Source records:

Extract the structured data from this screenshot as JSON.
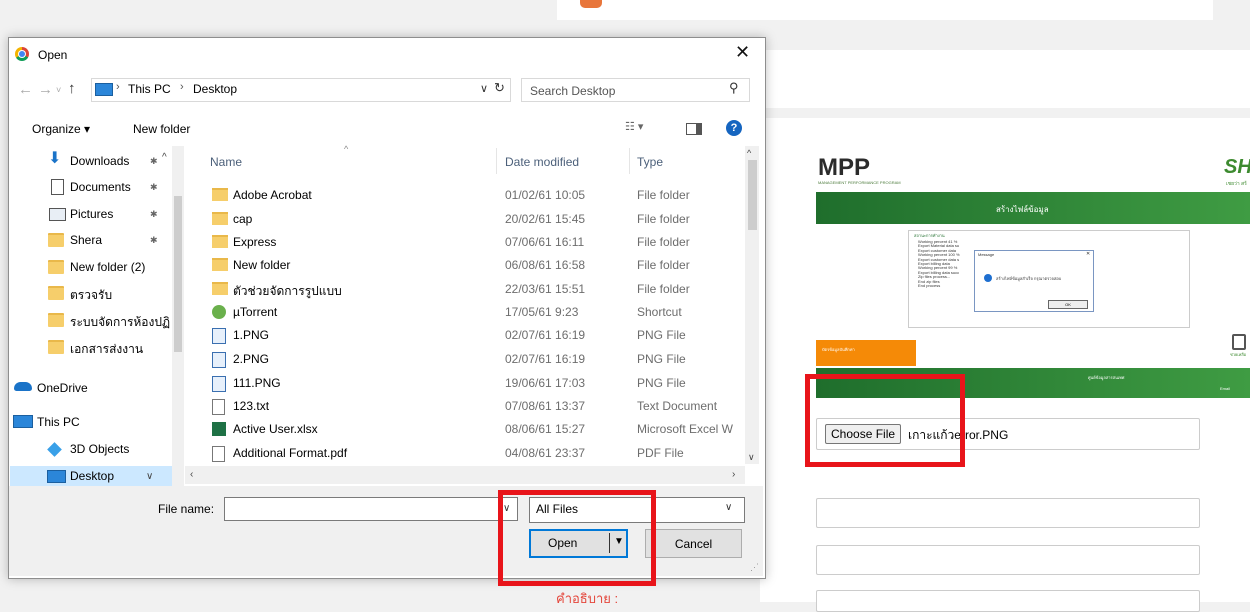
{
  "dialog": {
    "title": "Open",
    "close_glyph": "✕",
    "address": {
      "segments": [
        "This PC",
        "Desktop"
      ],
      "separator": "›"
    },
    "search_placeholder": "Search Desktop",
    "toolbar": {
      "organize": "Organize ▾",
      "new_folder": "New folder",
      "help": "?"
    },
    "nav_items": [
      {
        "label": "Downloads",
        "icon": "download-icon"
      },
      {
        "label": "Documents",
        "icon": "documents-icon"
      },
      {
        "label": "Pictures",
        "icon": "pictures-icon"
      },
      {
        "label": "Shera",
        "icon": "folder-icon"
      },
      {
        "label": "New folder (2)",
        "icon": "folder-icon"
      },
      {
        "label": "ตรวจรับ",
        "icon": "folder-icon"
      },
      {
        "label": "ระบบจัดการห้องปฏิ",
        "icon": "folder-icon"
      },
      {
        "label": "เอกสารส่งงาน",
        "icon": "folder-icon"
      },
      {
        "label": "OneDrive",
        "icon": "cloud-icon"
      },
      {
        "label": "This PC",
        "icon": "computer-icon"
      },
      {
        "label": "3D Objects",
        "icon": "cube-icon"
      },
      {
        "label": "Desktop",
        "icon": "desktop-icon"
      }
    ],
    "columns": {
      "name": "Name",
      "date": "Date modified",
      "type": "Type"
    },
    "files": [
      {
        "name": "Adobe Acrobat",
        "date": "01/02/61 10:05",
        "type": "File folder",
        "kind": "folder"
      },
      {
        "name": "cap",
        "date": "20/02/61 15:45",
        "type": "File folder",
        "kind": "folder"
      },
      {
        "name": "Express",
        "date": "07/06/61 16:11",
        "type": "File folder",
        "kind": "folder"
      },
      {
        "name": "New folder",
        "date": "06/08/61 16:58",
        "type": "File folder",
        "kind": "folder"
      },
      {
        "name": "ตัวช่วยจัดการรูปแบบ",
        "date": "22/03/61 15:51",
        "type": "File folder",
        "kind": "folder"
      },
      {
        "name": "µTorrent",
        "date": "17/05/61 9:23",
        "type": "Shortcut",
        "kind": "shortcut"
      },
      {
        "name": "1.PNG",
        "date": "02/07/61 16:19",
        "type": "PNG File",
        "kind": "png"
      },
      {
        "name": "2.PNG",
        "date": "02/07/61 16:19",
        "type": "PNG File",
        "kind": "png"
      },
      {
        "name": "111.PNG",
        "date": "19/06/61 17:03",
        "type": "PNG File",
        "kind": "png"
      },
      {
        "name": "123.txt",
        "date": "07/08/61 13:37",
        "type": "Text Document",
        "kind": "txt"
      },
      {
        "name": "Active User.xlsx",
        "date": "08/06/61 15:27",
        "type": "Microsoft Excel W",
        "kind": "xlsx"
      },
      {
        "name": "Additional Format.pdf",
        "date": "04/08/61 23:37",
        "type": "PDF File",
        "kind": "pdf"
      }
    ],
    "file_name_label": "File name:",
    "file_name_value": "",
    "filter": "All Files",
    "open_button": "Open",
    "cancel_button": "Cancel"
  },
  "page": {
    "preview": {
      "logo": "MPP",
      "logo_sub": "MANAGEMENT PERFORMANCE PROGRAM",
      "brand": "SH",
      "brand_sub": "เชยว่า สร้",
      "header_title": "สร้างไฟล์ข้อมูล",
      "panel_title": "สถานะการทำงาน",
      "log_lines": [
        "Working percent 41 %",
        "Export Material data su",
        "Export customer data",
        "Working percent 100 %",
        "Export customer data s",
        "Export billing data",
        "Working percent 99 %",
        "Export billing data succ",
        "Zip files process...",
        "End zip files",
        "End process"
      ],
      "message_title": "Message",
      "message_close": "✕",
      "message_text": "สร้างไฟล์ข้อมูลสำเร็จ กรุณาตรวจสอบ",
      "message_ok": "OK",
      "orange_label": "บัตรข้อมูลบันทึกค่า",
      "footer_text": "ศูนย์ข้อมูลสารสนเทศ",
      "footer_text2": "Email",
      "side_label": "ช่วยเหลือ"
    },
    "choose_file_button": "Choose File",
    "chosen_file_name": "เกาะแก้วerror.PNG",
    "description_label": "คำอธิบาย :"
  },
  "colors": {
    "highlight_red": "#e8141a",
    "accent_blue": "#0078d7",
    "brand_green": "#2e8b3a"
  }
}
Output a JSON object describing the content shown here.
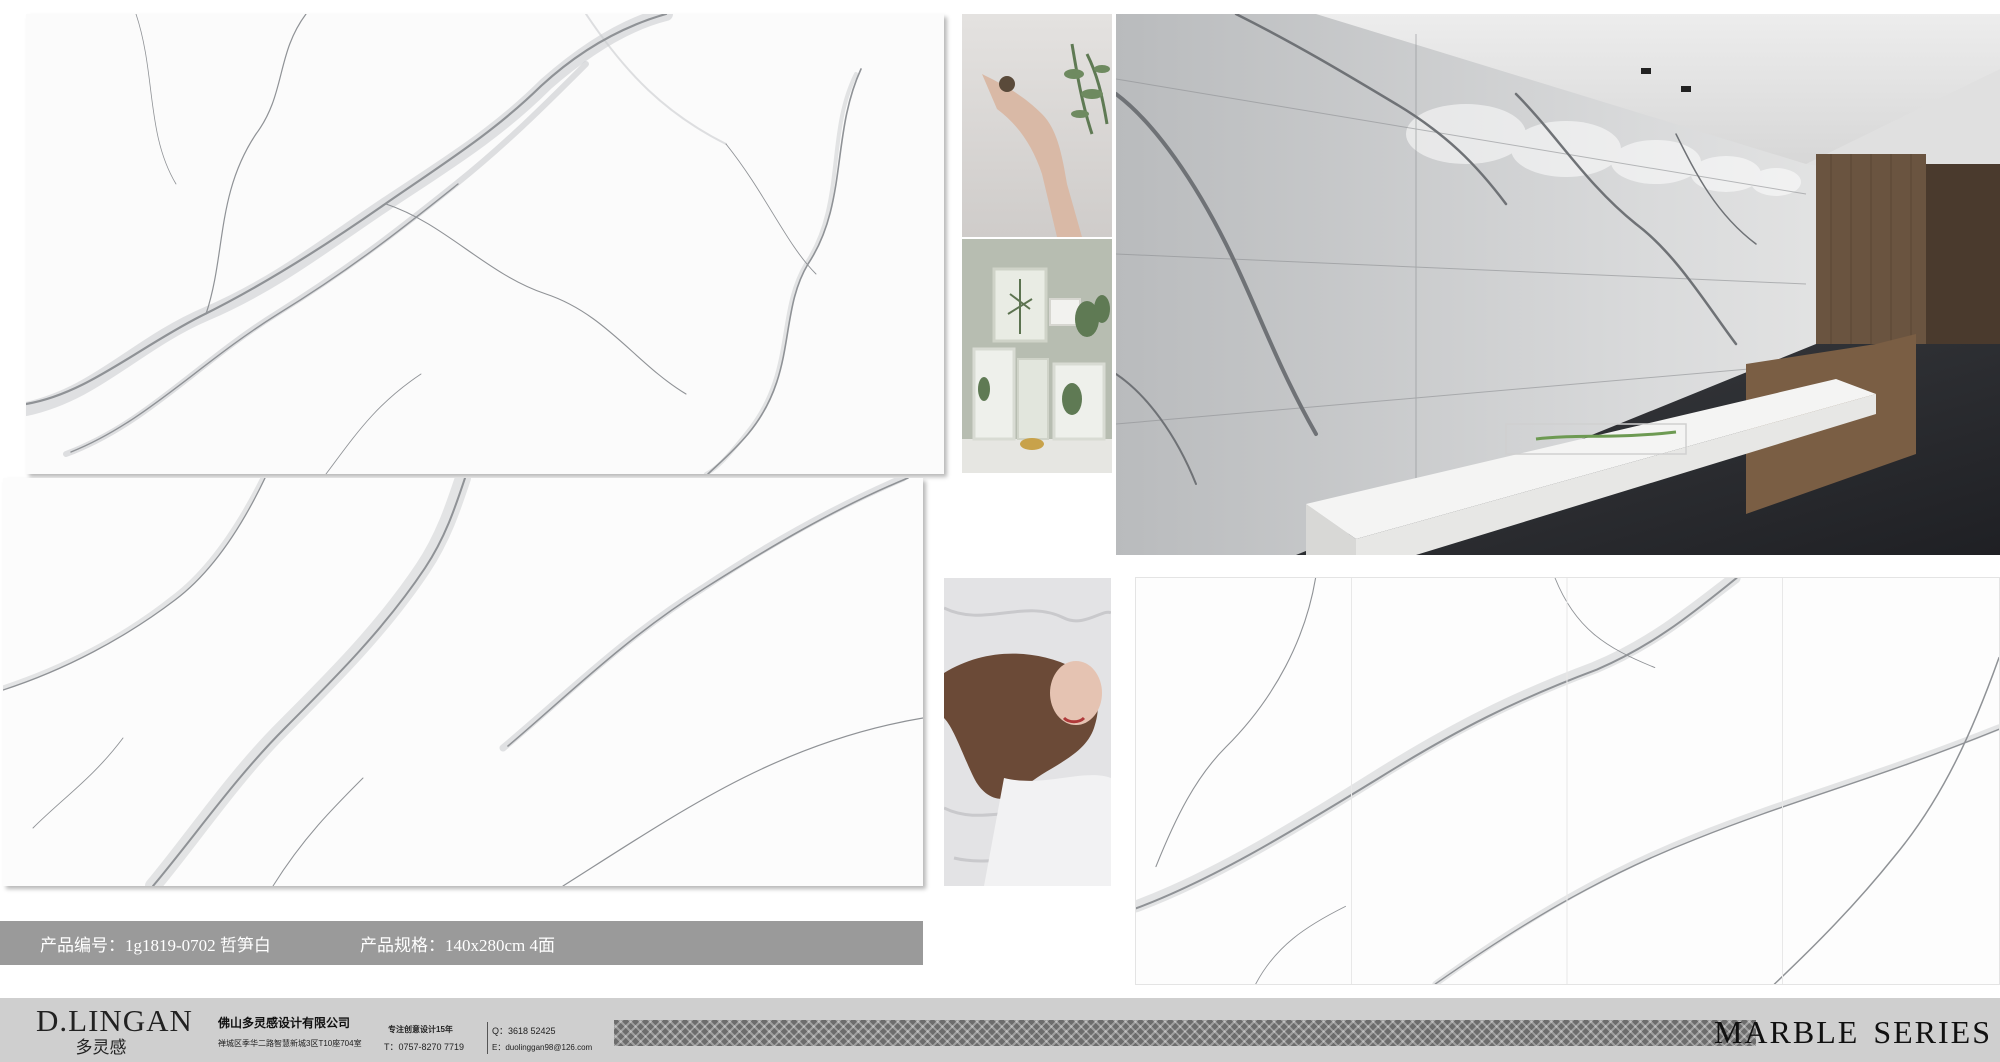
{
  "product": {
    "code_text": "产品编号：1g1819-0702 哲笋白",
    "spec_text": "产品规格：140x280cm 4面"
  },
  "footer": {
    "brand_name": "D.LINGAN",
    "brand_cn": "多灵感",
    "company_name": "佛山多灵感设计有限公司",
    "address": "禅城区季华二路智慧新城3区T10座704室",
    "slogan": "专注创意设计15年",
    "phone": "T：0757-8270 7719",
    "qq": "Q：3618 52425",
    "email": "E：duolinggan98@126.com",
    "series_word1": "MARBLE",
    "series_word2": "SERIES"
  },
  "colors": {
    "vein_dark": "#8f9296",
    "vein_light": "#c9cbce",
    "bar_gray": "#9a9a9a",
    "footer_gray": "#cfcfcf"
  }
}
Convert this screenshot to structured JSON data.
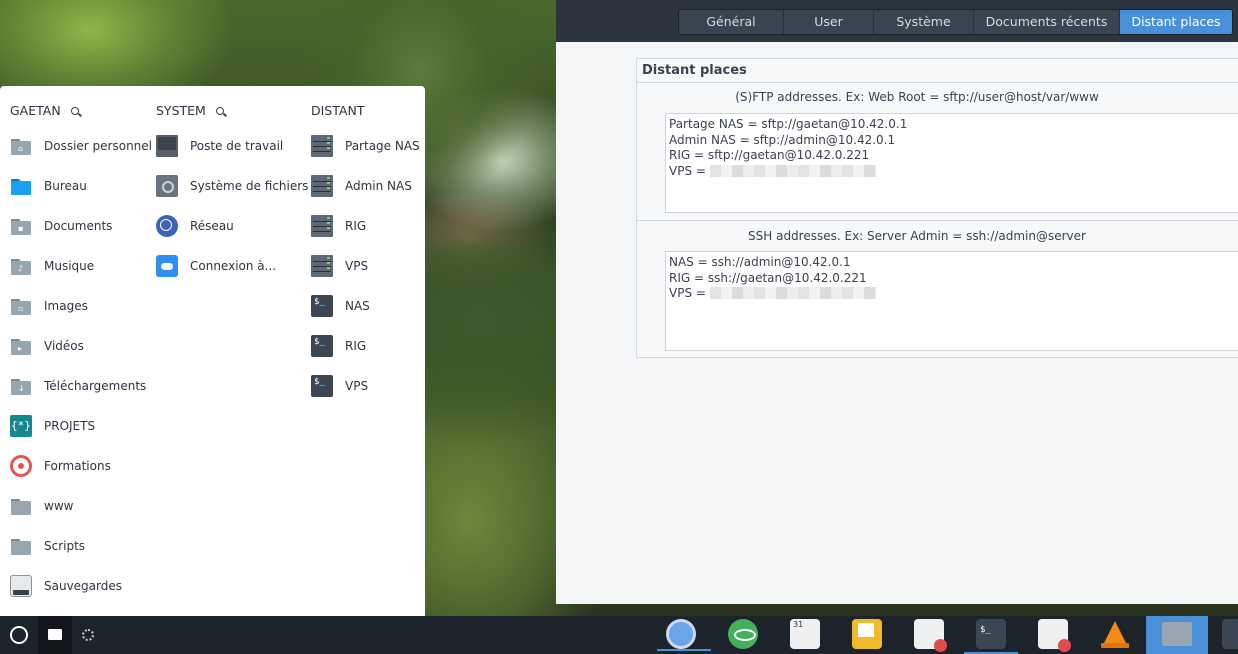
{
  "settings": {
    "tabs": [
      {
        "label": "Général",
        "active": false
      },
      {
        "label": "User",
        "active": false
      },
      {
        "label": "Système",
        "active": false
      },
      {
        "label": "Documents récents",
        "active": false
      },
      {
        "label": "Distant places",
        "active": true
      }
    ],
    "places_title": "Distant places",
    "sftp": {
      "label": "(S)FTP addresses. Ex: Web Root = sftp://user@host/var/www",
      "lines": [
        "Partage NAS = sftp://gaetan@10.42.0.1",
        "Admin NAS = sftp://admin@10.42.0.1",
        "RIG = sftp://gaetan@10.42.0.221",
        "VPS = "
      ]
    },
    "ssh": {
      "label": "SSH addresses. Ex: Server Admin = ssh://admin@server",
      "lines": [
        "NAS = ssh://admin@10.42.0.1",
        "RIG = ssh://gaetan@10.42.0.221",
        "VPS = "
      ]
    }
  },
  "launcher": {
    "columns": [
      {
        "heading": "GAETAN",
        "search_icon": true,
        "items": [
          {
            "label": "Dossier personnel",
            "icon": "home-folder-icon"
          },
          {
            "label": "Bureau",
            "icon": "desktop-folder-icon"
          },
          {
            "label": "Documents",
            "icon": "documents-folder-icon"
          },
          {
            "label": "Musique",
            "icon": "music-folder-icon"
          },
          {
            "label": "Images",
            "icon": "pictures-folder-icon"
          },
          {
            "label": "Vidéos",
            "icon": "videos-folder-icon"
          },
          {
            "label": "Téléchargements",
            "icon": "downloads-folder-icon"
          },
          {
            "label": "PROJETS",
            "icon": "brackets-icon"
          },
          {
            "label": "Formations",
            "icon": "target-icon"
          },
          {
            "label": "www",
            "icon": "folder-icon"
          },
          {
            "label": "Scripts",
            "icon": "folder-icon"
          },
          {
            "label": "Sauvegardes",
            "icon": "drive-icon"
          }
        ]
      },
      {
        "heading": "SYSTEM",
        "search_icon": true,
        "items": [
          {
            "label": "Poste de travail",
            "icon": "computer-icon"
          },
          {
            "label": "Système de fichiers",
            "icon": "harddisk-icon"
          },
          {
            "label": "Réseau",
            "icon": "network-globe-icon"
          },
          {
            "label": "Connexion à...",
            "icon": "cloud-icon"
          }
        ]
      },
      {
        "heading": "DISTANT",
        "search_icon": false,
        "items": [
          {
            "label": "Partage NAS",
            "icon": "server-icon"
          },
          {
            "label": "Admin NAS",
            "icon": "server-icon"
          },
          {
            "label": "RIG",
            "icon": "server-icon"
          },
          {
            "label": "VPS",
            "icon": "server-icon"
          },
          {
            "label": "NAS",
            "icon": "terminal-icon"
          },
          {
            "label": "RIG",
            "icon": "terminal-icon"
          },
          {
            "label": "VPS",
            "icon": "terminal-icon"
          }
        ]
      }
    ]
  },
  "icons": {
    "term_glyph": "$_",
    "brackets_glyph": "{*}",
    "calendar_glyph": "31"
  },
  "colors": {
    "accent": "#4a90d9",
    "taskbar": "#1d232b",
    "settings_header": "#2c3440"
  }
}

What the exercise asks: Copy out each line of the data where the string "Working" appears.

Full response:
        "Working percent 41 %",
        "Working percent 100 %",
        "Working percent 99 %",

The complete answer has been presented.